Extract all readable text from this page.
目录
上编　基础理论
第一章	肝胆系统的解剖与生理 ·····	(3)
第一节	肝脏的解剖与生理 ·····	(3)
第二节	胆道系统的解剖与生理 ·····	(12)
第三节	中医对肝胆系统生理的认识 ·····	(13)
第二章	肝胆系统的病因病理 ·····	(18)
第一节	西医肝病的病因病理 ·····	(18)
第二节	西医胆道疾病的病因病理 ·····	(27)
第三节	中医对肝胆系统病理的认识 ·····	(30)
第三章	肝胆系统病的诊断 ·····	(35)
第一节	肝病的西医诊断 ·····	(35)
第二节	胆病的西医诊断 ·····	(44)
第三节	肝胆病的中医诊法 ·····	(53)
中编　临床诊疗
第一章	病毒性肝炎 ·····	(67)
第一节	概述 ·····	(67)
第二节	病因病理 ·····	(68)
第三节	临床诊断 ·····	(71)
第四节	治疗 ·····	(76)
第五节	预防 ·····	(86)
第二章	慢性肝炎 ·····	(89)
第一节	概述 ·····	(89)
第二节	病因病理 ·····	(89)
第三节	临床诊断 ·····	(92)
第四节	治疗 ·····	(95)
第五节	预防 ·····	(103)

• EXERCISE BRIEF
Copy out every entry again, exactly as it was given.

• SOLUTION TO THIS PROBLEM
Extract all readable text from this page.
目录
上编　基础理论
第一章	肝胆系统的解剖与生理 ·····	(3)
第一节	肝脏的解剖与生理 ·····	(3)
第二节	胆道系统的解剖与生理 ·····	(12)
第三节	中医对肝胆系统生理的认识 ·····	(13)
第二章	肝胆系统的病因病理 ·····	(18)
第一节	西医肝病的病因病理 ·····	(18)
第二节	西医胆道疾病的病因病理 ·····	(27)
第三节	中医对肝胆系统病理的认识 ·····	(30)
第三章	肝胆系统病的诊断 ·····	(35)
第一节	肝病的西医诊断 ·····	(35)
第二节	胆病的西医诊断 ·····	(44)
第三节	肝胆病的中医诊法 ·····	(53)
中编　临床诊疗
第一章	病毒性肝炎 ·····	(67)
第一节	概述 ·····	(67)
第二节	病因病理 ·····	(68)
第三节	临床诊断 ·····	(71)
第四节	治疗 ·····	(76)
第五节	预防 ·····	(86)
第二章	慢性肝炎 ·····	(89)
第一节	概述 ·····	(89)
第二节	病因病理 ·····	(89)
第三节	临床诊断 ·····	(92)
第四节	治疗 ·····	(95)
第五节	预防 ·····	(103)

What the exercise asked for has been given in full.